··· Exercise data ···

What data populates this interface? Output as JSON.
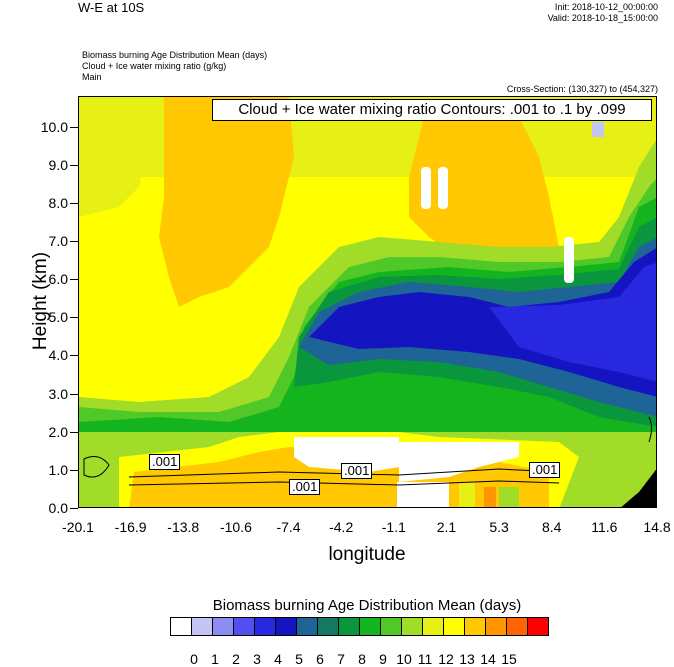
{
  "header": {
    "title_left": "W-E at 10S",
    "init": "Init: 2018-10-12_00:00:00",
    "valid": "Valid: 2018-10-18_15:00:00",
    "field1": "Biomass burning Age Distribution Mean   (days)",
    "field2": "Cloud + Ice water mixing ratio   (g/kg)",
    "domain": "Main",
    "cross_section": "Cross-Section: (130,327) to (454,327)"
  },
  "chart_data": {
    "type": "heatmap",
    "title": "Cloud + Ice water mixing ratio Contours: .001 to .1 by .099",
    "xlabel": "longitude",
    "ylabel": "Height (km)",
    "xlim": [
      -20.1,
      14.8
    ],
    "ylim": [
      0.0,
      10.8
    ],
    "x_ticks": [
      "-20.1",
      "-16.9",
      "-13.8",
      "-10.6",
      "-7.4",
      "-4.2",
      "-1.1",
      "2.1",
      "5.3",
      "8.4",
      "11.6",
      "14.8"
    ],
    "y_ticks": [
      "0.0",
      "1.0",
      "2.0",
      "3.0",
      "4.0",
      "5.0",
      "6.0",
      "7.0",
      "8.0",
      "9.0",
      "10.0"
    ],
    "y_tick_values": [
      0,
      1,
      2,
      3,
      4,
      5,
      6,
      7,
      8,
      9,
      10
    ],
    "contour_labels": [
      ".001",
      ".001",
      ".001",
      ".001"
    ],
    "colorbar": {
      "title": "Biomass burning Age Distribution Mean  (days)",
      "labels": [
        "0",
        "1",
        "2",
        "3",
        "4",
        "5",
        "6",
        "7",
        "8",
        "9",
        "10",
        "11",
        "12",
        "13",
        "14",
        "15"
      ],
      "colors": [
        "#ffffff",
        "#c4c4f5",
        "#8c8cf5",
        "#5050f0",
        "#2828e0",
        "#1414c0",
        "#1e6496",
        "#147864",
        "#0a963c",
        "#14b41e",
        "#50c828",
        "#a0dc28",
        "#e6f014",
        "#ffff00",
        "#ffc800",
        "#ff9600",
        "#ff6400",
        "#ff0000"
      ]
    }
  }
}
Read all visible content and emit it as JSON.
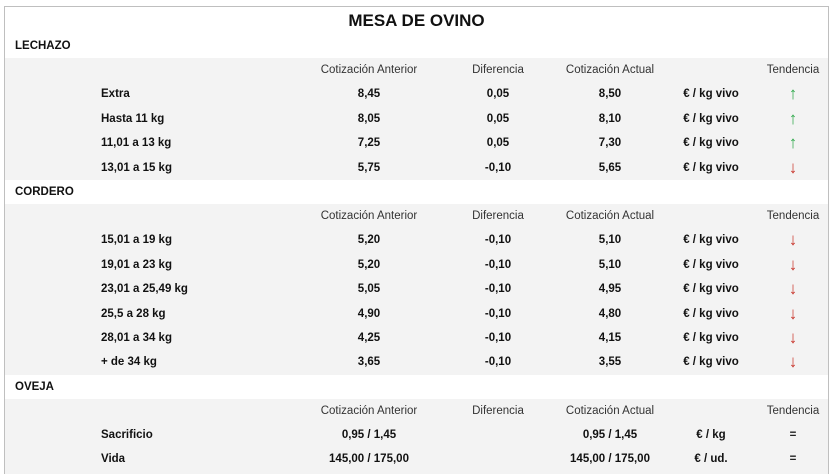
{
  "title": "MESA DE OVINO",
  "colors": {
    "up": "#2ea84a",
    "down": "#c8352b"
  },
  "icons": {
    "up": "arrow-up-icon",
    "down": "arrow-down-icon",
    "equal": "equal-sign"
  },
  "headers": {
    "prev": "Cotización Anterior",
    "diff": "Diferencia",
    "curr": "Cotización Actual",
    "trend": "Tendencia"
  },
  "sections": [
    {
      "name": "LECHAZO",
      "rows": [
        {
          "label": "Extra",
          "prev": "8,45",
          "diff": "0,05",
          "curr": "8,50",
          "unit": "€ / kg vivo",
          "trend": "up",
          "symbol": "↑"
        },
        {
          "label": "Hasta 11 kg",
          "prev": "8,05",
          "diff": "0,05",
          "curr": "8,10",
          "unit": "€ / kg vivo",
          "trend": "up",
          "symbol": "↑"
        },
        {
          "label": "11,01 a 13 kg",
          "prev": "7,25",
          "diff": "0,05",
          "curr": "7,30",
          "unit": "€ / kg vivo",
          "trend": "up",
          "symbol": "↑"
        },
        {
          "label": "13,01 a 15 kg",
          "prev": "5,75",
          "diff": "-0,10",
          "curr": "5,65",
          "unit": "€ / kg vivo",
          "trend": "down",
          "symbol": "↓"
        }
      ]
    },
    {
      "name": "CORDERO",
      "rows": [
        {
          "label": "15,01 a 19 kg",
          "prev": "5,20",
          "diff": "-0,10",
          "curr": "5,10",
          "unit": "€ / kg vivo",
          "trend": "down",
          "symbol": "↓"
        },
        {
          "label": "19,01 a 23 kg",
          "prev": "5,20",
          "diff": "-0,10",
          "curr": "5,10",
          "unit": "€ / kg vivo",
          "trend": "down",
          "symbol": "↓"
        },
        {
          "label": "23,01 a 25,49 kg",
          "prev": "5,05",
          "diff": "-0,10",
          "curr": "4,95",
          "unit": "€ / kg vivo",
          "trend": "down",
          "symbol": "↓"
        },
        {
          "label": "25,5 a 28 kg",
          "prev": "4,90",
          "diff": "-0,10",
          "curr": "4,80",
          "unit": "€ / kg vivo",
          "trend": "down",
          "symbol": "↓"
        },
        {
          "label": "28,01 a 34 kg",
          "prev": "4,25",
          "diff": "-0,10",
          "curr": "4,15",
          "unit": "€ / kg vivo",
          "trend": "down",
          "symbol": "↓"
        },
        {
          "label": "+ de 34 kg",
          "prev": "3,65",
          "diff": "-0,10",
          "curr": "3,55",
          "unit": "€ / kg vivo",
          "trend": "down",
          "symbol": "↓"
        }
      ]
    },
    {
      "name": "OVEJA",
      "rows": [
        {
          "label": "Sacrificio",
          "prev": "0,95 / 1,45",
          "diff": "",
          "curr": "0,95 / 1,45",
          "unit": "€ / kg",
          "trend": "equal",
          "symbol": "="
        },
        {
          "label": "Vida",
          "prev": "145,00 / 175,00",
          "diff": "",
          "curr": "145,00 / 175,00",
          "unit": "€ / ud.",
          "trend": "equal",
          "symbol": "="
        }
      ]
    }
  ]
}
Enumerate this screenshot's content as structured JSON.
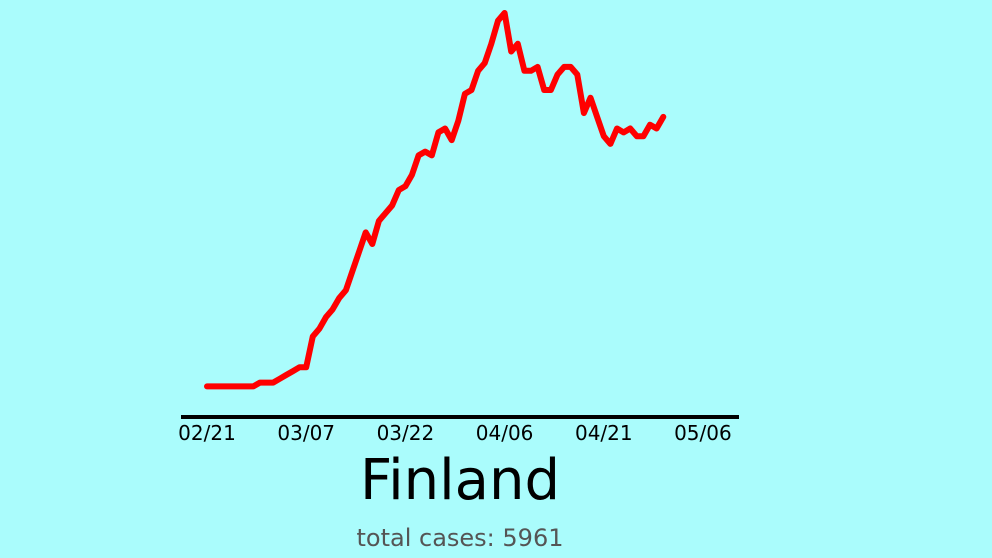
{
  "chart_data": {
    "type": "line",
    "title": "Finland",
    "subtitle": "total cases: 5961",
    "x_tick_labels": [
      "02/21",
      "03/07",
      "03/22",
      "04/06",
      "04/21",
      "05/06"
    ],
    "x_tick_day_index": [
      0,
      15,
      30,
      45,
      60,
      75
    ],
    "xlim_day_index": [
      0,
      80
    ],
    "y_axis_labels": "none",
    "ylim": [
      0,
      100
    ],
    "y_unit_note": "relative scale (no y-axis labels printed)",
    "series": [
      {
        "color": "#ff0000",
        "values": [
          3,
          3,
          3,
          3,
          3,
          3,
          3,
          3,
          4,
          4,
          4,
          5,
          6,
          7,
          8,
          8,
          16,
          18,
          21,
          23,
          26,
          28,
          33,
          38,
          43,
          40,
          46,
          48,
          50,
          54,
          55,
          58,
          63,
          64,
          63,
          69,
          70,
          67,
          72,
          79,
          80,
          85,
          87,
          92,
          98,
          100,
          90,
          92,
          85,
          85,
          86,
          80,
          80,
          84,
          86,
          86,
          84,
          74,
          78,
          73,
          68,
          66,
          70,
          69,
          70,
          68,
          68,
          71,
          70,
          73
        ]
      }
    ],
    "grid": false,
    "legend": "none"
  },
  "style": {
    "background": "#aafcfc",
    "line_color": "#ff0000",
    "axis_color": "#000000",
    "subtitle_color": "#555555"
  }
}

···

Goal of the exercise
Only the lines from the one containing "Enumerate this screenshot's" through the last line of the records above should be repeated, exactly and without pictures.

Complete output
Enumerate this screenshot's content as structured JSON.
{
  "chart_data": {
    "type": "line",
    "title": "Finland",
    "subtitle": "total cases: 5961",
    "x_tick_labels": [
      "02/21",
      "03/07",
      "03/22",
      "04/06",
      "04/21",
      "05/06"
    ],
    "x_tick_day_index": [
      0,
      15,
      30,
      45,
      60,
      75
    ],
    "xlim_day_index": [
      0,
      80
    ],
    "y_axis_labels": "none",
    "ylim": [
      0,
      100
    ],
    "y_unit_note": "relative scale (no y-axis labels printed)",
    "series": [
      {
        "color": "#ff0000",
        "values": [
          3,
          3,
          3,
          3,
          3,
          3,
          3,
          3,
          4,
          4,
          4,
          5,
          6,
          7,
          8,
          8,
          16,
          18,
          21,
          23,
          26,
          28,
          33,
          38,
          43,
          40,
          46,
          48,
          50,
          54,
          55,
          58,
          63,
          64,
          63,
          69,
          70,
          67,
          72,
          79,
          80,
          85,
          87,
          92,
          98,
          100,
          90,
          92,
          85,
          85,
          86,
          80,
          80,
          84,
          86,
          86,
          84,
          74,
          78,
          73,
          68,
          66,
          70,
          69,
          70,
          68,
          68,
          71,
          70,
          73
        ]
      }
    ],
    "grid": false,
    "legend": "none"
  },
  "style": {
    "background": "#aafcfc",
    "line_color": "#ff0000",
    "axis_color": "#000000",
    "subtitle_color": "#555555"
  }
}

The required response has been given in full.